• [ITEMS]
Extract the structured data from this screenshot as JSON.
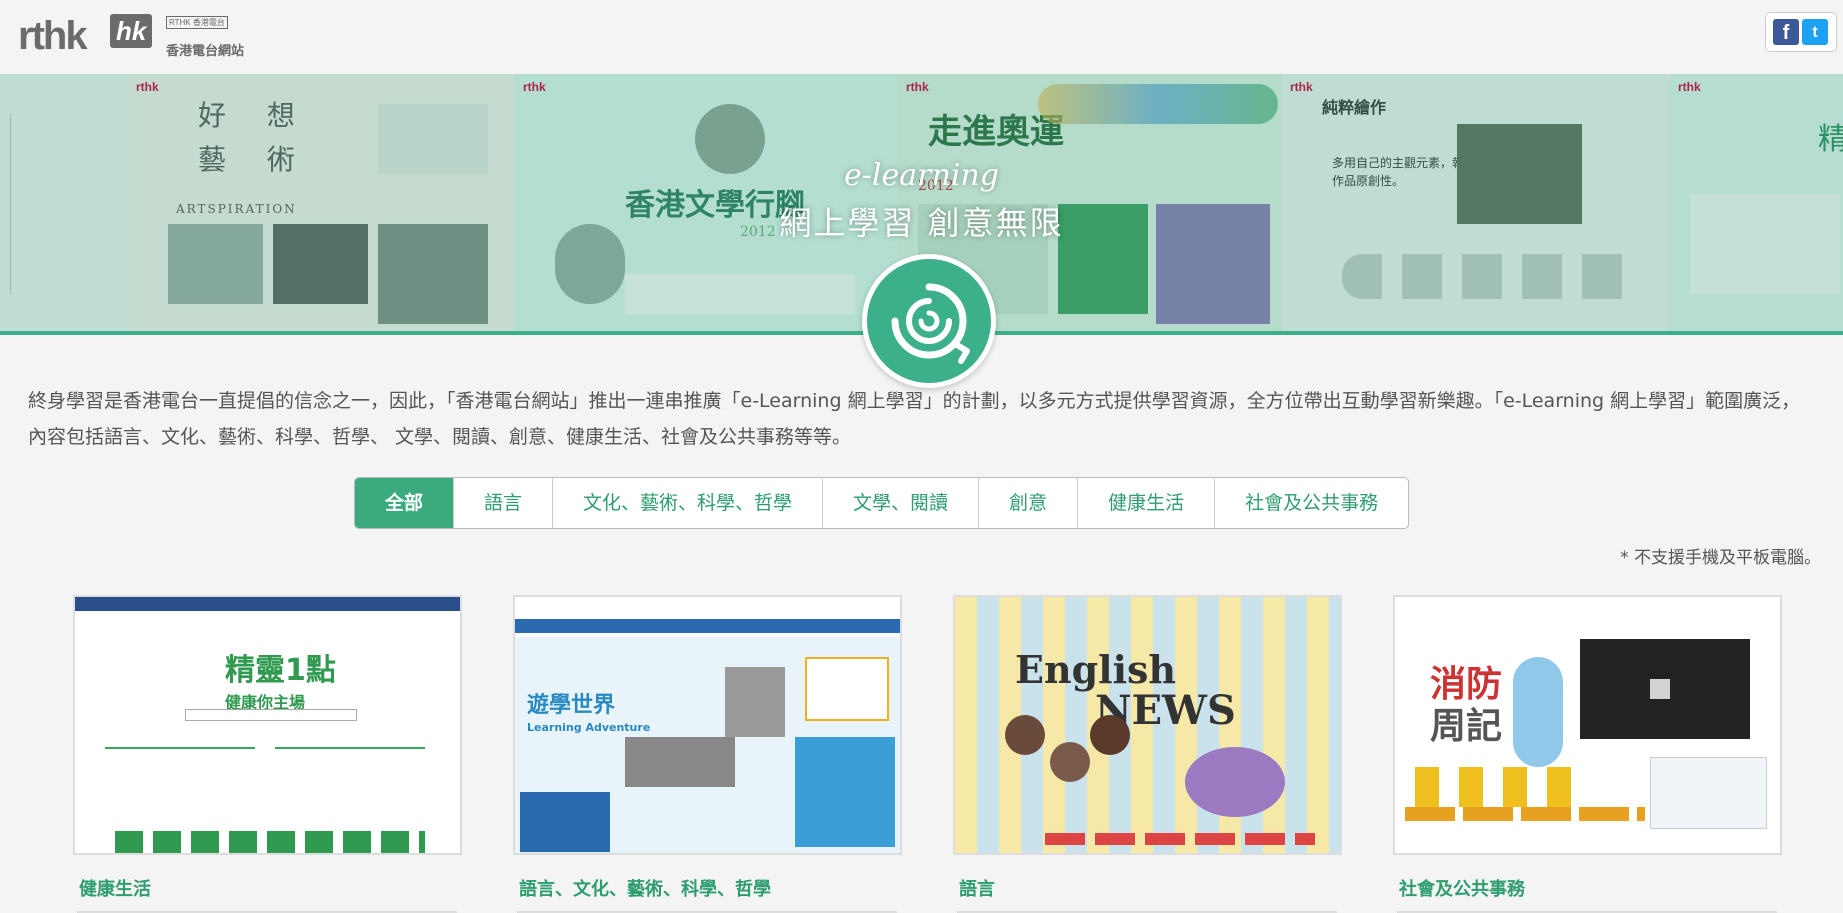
{
  "header": {
    "logo_main": "rthk",
    "logo_hk": "hk",
    "logo_badge": "RTHK 香港電台",
    "logo_sub": "香港電台網站",
    "facebook_glyph": "f",
    "twitter_glyph": "t"
  },
  "banner": {
    "title": "e-learning",
    "subtitle": "網上學習  創意無限",
    "panels": [
      {
        "logo": "",
        "headline": ""
      },
      {
        "logo": "rthk",
        "headline": "好 想 藝 術",
        "caption": "ARTSPIRATION"
      },
      {
        "logo": "rthk",
        "headline": "香港文學行腳",
        "caption": "2012"
      },
      {
        "logo": "rthk",
        "headline": "走進奧運",
        "caption": "2012"
      },
      {
        "logo": "rthk",
        "headline": "純粹繪作",
        "caption": "多用自己的主觀元素，執著作品原創性。"
      },
      {
        "logo": "rthk",
        "headline": "精",
        "caption": ""
      }
    ],
    "icon": "elearning-swirl-icon"
  },
  "intro": {
    "text": "終身學習是香港電台一直提倡的信念之一，因此，「香港電台網站」推出一連串推廣「e-Learning 網上學習」的計劃，以多元方式提供學習資源，全方位帶出互動學習新樂趣。「e-Learning 網上學習」範圍廣泛，內容包括語言、文化、藝術、科學、哲學、 文學、閱讀、創意、健康生活、社會及公共事務等等。"
  },
  "tabs": [
    {
      "label": "全部",
      "active": true
    },
    {
      "label": "語言",
      "active": false
    },
    {
      "label": "文化、藝術、科學、哲學",
      "active": false
    },
    {
      "label": "文學、閱讀",
      "active": false
    },
    {
      "label": "創意",
      "active": false
    },
    {
      "label": "健康生活",
      "active": false
    },
    {
      "label": "社會及公共事務",
      "active": false
    }
  ],
  "note": "* 不支援手機及平板電腦。",
  "cards": [
    {
      "label": "健康生活",
      "thumb_title": "精靈1點",
      "thumb_sub": "健康你主場"
    },
    {
      "label": "語言、文化、藝術、科學、哲學",
      "thumb_title": "遊學世界",
      "thumb_sub": "Learning Adventure"
    },
    {
      "label": "語言",
      "thumb_title": "English",
      "thumb_sub": "NEWS"
    },
    {
      "label": "社會及公共事務",
      "thumb_title": "消防",
      "thumb_sub": "周記"
    }
  ],
  "colors": {
    "accent": "#3bab7e",
    "accent_text": "#2e9d70",
    "facebook": "#3b5998",
    "twitter": "#1da1f2"
  }
}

• [WHAT THIS TASK INVOLVES]
Look for "網上學習" and pull out every line that has it.

• [SOLUTION TO THE PROBLEM]
    "subtitle": "網上學習  創意無限",
    "text": "終身學習是香港電台一直提倡的信念之一，因此，「香港電台網站」推出一連串推廣「e-Learning 網上學習」的計劃，以多元方式提供學習資源，全方位帶出互動學習新樂趣。「e-Learning 網上學習」範圍廣泛，內容包括語言、文化、藝術、科學、哲學、 文學、閱讀、創意、健康生活、社會及公共事務等等。"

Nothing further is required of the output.